» **Tarea planteada 1**
Indica si cada afirmación concuerda con el texto sobre el mar y respalda cada respuesta con una cita literal del texto que decida la cuestión: (a) quien escribe pasó veinte días en la costa; (b) la madre le aconsejaba nadar hasta el otro lado del mar; (c) el viento y la arena se describen como compañeros del mar.
» **Tarea planteada 2**
Prosigue el texto sobre el mar a partir de su última oración, con el mismo tono.

» **Fragmento del documento**

==========

Mientras espero a que se me sequen las acuarelas que pinté en mi cuaderno, me pongo a escribir algo para ustedes. En realidad estoy escribiendo lo que en un momento fue solo mío y que solo podía oír en mi cabeza.
Me fui veinte días a la costa con una amiga, mi hermana y su familia y me reencontré una vez más con uno de mis mejores amigos: el mar. ¿Sabían que amo nadar, sobre todo en el mar? ¿Y que una vez casi pierdo la vida ahí? Si no fuera porque luché contra la corriente hasta el cansancio, hoy no estaría acá escribiendo esto.
Cuando era chiquita intentaba observar a lo lejos, a ver si más allá de esa perfecta línea horizontal que parece infinita y parte el agua del cielo, llegaba a percibir algún país como China, Australia o el continente africano. Siempre me preguntaba qué pasaría si nadaba hasta el otro lado, ¿llegaría a alguno de esos destinos o llegaría a una isla desconocida? ¿Qué haría si hay tiburones, o hay tormenta, o se hace de noche? ¿Podría ver a los delfines de cerca? Mamá me dijo que nunca lo hiciera porque según ella me iba a ahogar. Yo nunca le tuve miedo, y por más que insistiera en que no me metiera muy al fondo y le tuviera respeto, yo sentía al mar como un amigo. Un día me confié demasiado de él y la cosa no terminó muy bien.
Siempre vi al mar como símbolo de rebeldía y libertad. Inestable y dudoso; no se sabe cómo va a amanecer al día siguiente, pero de seguro que de una forma distinta. Incluso puede cambiar y revertir su estado de ánimo y sus movimientos en pocos minutos. Sus dos compañeros son el viento y la arena y posee grandes y pequeños huéspedes dentro de sí. A veces revoltoso y gris, a veces sereno y azul, se arrastra hacia la orilla con fuerza. Se podría pensar que de vez en cuando tiene ganas de vengarse de quien lo contamina, o que quiere llegar a la orilla para tocar nuestros pies y conocernos mejor.
Tal vez quiera hacer un poco de las dos cosas, tiene sus razones.
Salado, fresco, espumoso y peligroso. Intenta llevarse todo y arrastra lo que toca y atrapa, pero también devuelve y regala cosas que ya no necesita.
El otro día me senté sobre la arena en la orilla y lo contemplé. Pensé en lo hermoso que se sentía estar descalza y con los pelos al aire (esto va para Pupii), con arena hasta en los oídos. El ruido de las olas al romper me hizo sentir melancólica y la brisa salada que me rozó la cara provocó que sintiera nostalgia. Pensé que el mar es otra parte de la naturaleza incomprendida por el ser humano, o por lo menos, es otra de nuestras tantas víctimas. Le quitamos lo que tiene, lo alteramos y a cambio lo llenamos de plásticos y bolsas. ¿Qué hubiera pasado si nosotros no hubiésemos existido? ¿Existiría el mar? ¿Vendría hasta la orilla con fuerza o viviría sereno?

==========

» **Filas de datos**
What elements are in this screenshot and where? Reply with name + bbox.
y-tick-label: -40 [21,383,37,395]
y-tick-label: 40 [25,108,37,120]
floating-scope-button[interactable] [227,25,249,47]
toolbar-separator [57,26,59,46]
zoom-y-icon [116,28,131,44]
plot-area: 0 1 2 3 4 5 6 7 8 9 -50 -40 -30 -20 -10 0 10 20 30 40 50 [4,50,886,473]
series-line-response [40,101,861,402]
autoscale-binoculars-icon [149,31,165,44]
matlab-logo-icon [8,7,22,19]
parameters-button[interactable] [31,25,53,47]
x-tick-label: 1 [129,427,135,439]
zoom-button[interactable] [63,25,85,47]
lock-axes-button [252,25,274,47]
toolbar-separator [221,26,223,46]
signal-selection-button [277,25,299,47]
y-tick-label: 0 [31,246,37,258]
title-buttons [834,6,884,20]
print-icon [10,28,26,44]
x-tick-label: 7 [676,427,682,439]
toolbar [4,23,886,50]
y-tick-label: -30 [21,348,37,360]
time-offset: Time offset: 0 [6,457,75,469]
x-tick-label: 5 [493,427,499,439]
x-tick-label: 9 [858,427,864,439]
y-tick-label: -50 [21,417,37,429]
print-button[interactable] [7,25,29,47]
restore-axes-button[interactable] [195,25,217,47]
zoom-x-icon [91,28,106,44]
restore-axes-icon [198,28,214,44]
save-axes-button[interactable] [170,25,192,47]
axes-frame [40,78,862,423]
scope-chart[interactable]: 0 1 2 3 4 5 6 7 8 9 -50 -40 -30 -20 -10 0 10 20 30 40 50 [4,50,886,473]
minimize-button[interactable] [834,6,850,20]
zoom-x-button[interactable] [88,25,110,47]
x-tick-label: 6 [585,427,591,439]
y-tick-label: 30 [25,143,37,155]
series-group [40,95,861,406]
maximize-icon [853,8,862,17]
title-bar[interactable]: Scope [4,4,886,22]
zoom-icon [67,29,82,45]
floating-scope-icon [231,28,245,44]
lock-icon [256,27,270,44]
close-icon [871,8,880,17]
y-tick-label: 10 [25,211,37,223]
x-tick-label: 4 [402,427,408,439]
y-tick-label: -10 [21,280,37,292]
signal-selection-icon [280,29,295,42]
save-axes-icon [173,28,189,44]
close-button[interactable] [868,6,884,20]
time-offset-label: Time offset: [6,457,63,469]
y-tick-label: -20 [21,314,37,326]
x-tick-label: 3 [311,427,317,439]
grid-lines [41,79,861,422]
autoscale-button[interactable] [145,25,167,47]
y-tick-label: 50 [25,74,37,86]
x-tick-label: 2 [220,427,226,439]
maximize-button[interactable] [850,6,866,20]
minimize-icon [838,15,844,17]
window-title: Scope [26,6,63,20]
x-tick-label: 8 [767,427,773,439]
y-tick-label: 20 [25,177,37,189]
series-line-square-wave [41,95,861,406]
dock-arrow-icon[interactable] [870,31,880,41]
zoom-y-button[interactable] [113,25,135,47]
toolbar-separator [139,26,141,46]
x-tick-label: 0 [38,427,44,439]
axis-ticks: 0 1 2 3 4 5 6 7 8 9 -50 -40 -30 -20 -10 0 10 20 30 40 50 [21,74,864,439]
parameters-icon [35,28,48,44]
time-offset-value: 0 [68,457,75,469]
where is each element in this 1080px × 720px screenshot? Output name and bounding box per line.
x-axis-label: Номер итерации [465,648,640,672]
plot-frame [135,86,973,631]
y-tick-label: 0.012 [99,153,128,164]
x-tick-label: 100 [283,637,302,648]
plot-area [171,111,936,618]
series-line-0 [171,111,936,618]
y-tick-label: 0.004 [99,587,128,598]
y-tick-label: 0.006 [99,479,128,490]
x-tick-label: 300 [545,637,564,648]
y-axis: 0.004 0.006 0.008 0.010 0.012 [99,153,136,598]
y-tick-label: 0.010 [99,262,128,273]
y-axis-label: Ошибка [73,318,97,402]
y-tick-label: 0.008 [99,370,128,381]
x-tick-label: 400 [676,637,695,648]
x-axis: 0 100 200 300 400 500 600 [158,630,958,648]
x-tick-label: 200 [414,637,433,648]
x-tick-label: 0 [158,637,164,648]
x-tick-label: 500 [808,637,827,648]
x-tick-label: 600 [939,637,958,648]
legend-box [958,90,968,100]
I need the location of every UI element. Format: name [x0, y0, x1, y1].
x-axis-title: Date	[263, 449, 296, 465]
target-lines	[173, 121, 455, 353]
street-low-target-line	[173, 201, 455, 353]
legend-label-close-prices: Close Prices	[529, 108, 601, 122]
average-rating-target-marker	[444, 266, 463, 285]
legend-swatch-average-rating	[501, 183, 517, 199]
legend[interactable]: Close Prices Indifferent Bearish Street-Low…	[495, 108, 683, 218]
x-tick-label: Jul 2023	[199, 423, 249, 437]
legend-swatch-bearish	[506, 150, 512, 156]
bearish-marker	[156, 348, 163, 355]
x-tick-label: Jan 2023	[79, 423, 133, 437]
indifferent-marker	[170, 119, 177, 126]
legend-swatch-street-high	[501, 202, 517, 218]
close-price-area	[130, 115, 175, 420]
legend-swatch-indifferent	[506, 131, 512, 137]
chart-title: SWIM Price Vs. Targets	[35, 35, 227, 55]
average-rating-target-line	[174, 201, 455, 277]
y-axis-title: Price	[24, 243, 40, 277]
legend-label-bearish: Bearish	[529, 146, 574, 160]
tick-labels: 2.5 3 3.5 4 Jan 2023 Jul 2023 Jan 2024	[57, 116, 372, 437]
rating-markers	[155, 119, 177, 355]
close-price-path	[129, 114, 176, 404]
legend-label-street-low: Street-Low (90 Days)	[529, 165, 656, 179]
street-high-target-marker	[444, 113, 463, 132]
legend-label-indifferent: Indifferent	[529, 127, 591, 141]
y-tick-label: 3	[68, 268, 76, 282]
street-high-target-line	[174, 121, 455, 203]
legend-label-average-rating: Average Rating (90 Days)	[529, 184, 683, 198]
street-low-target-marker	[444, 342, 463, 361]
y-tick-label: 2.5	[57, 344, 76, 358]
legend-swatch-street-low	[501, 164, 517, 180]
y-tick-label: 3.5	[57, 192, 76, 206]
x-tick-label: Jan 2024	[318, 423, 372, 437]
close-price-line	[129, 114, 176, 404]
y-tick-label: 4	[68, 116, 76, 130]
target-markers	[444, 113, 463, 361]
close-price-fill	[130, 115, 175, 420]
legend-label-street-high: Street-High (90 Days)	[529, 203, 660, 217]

==========

» **Respuesta redactada 1**
(a) Sí: «Me fui veinte días a la costa con una amiga, mi hermana y su familia».
(b) No: «Mamá me dijo que nunca lo hiciera porque según ella me iba a ahogar».
(c) Sí: «Sus dos compañeros son el viento y la arena».

» **Respuesta redactada 2**
Durante algunos días que me quedé, mientras el sol se ponía, no podía evitar inclinarme y levantar los vasos, las bolsas y los plásticos que la gente que venía a vacacionar tiraba en la arena. Hasta vi más basura que caracoles y más cigarrillos que piedritas. Me pregunto qué pensará esa gente en el momento en que deja caer sus desechos a la arena, o entierra el pucho para que se apague.
A veces creo que soy la única que ve al mar sufrir cada vez que se lleva algo nuestro. Y pensar que si todos los seres humanos, en todo el mundo, fuésemos conscientes y responsables de lo que hacemos, tal vez él hoy estaría más azul y tal vez los animales marinos serían más felices.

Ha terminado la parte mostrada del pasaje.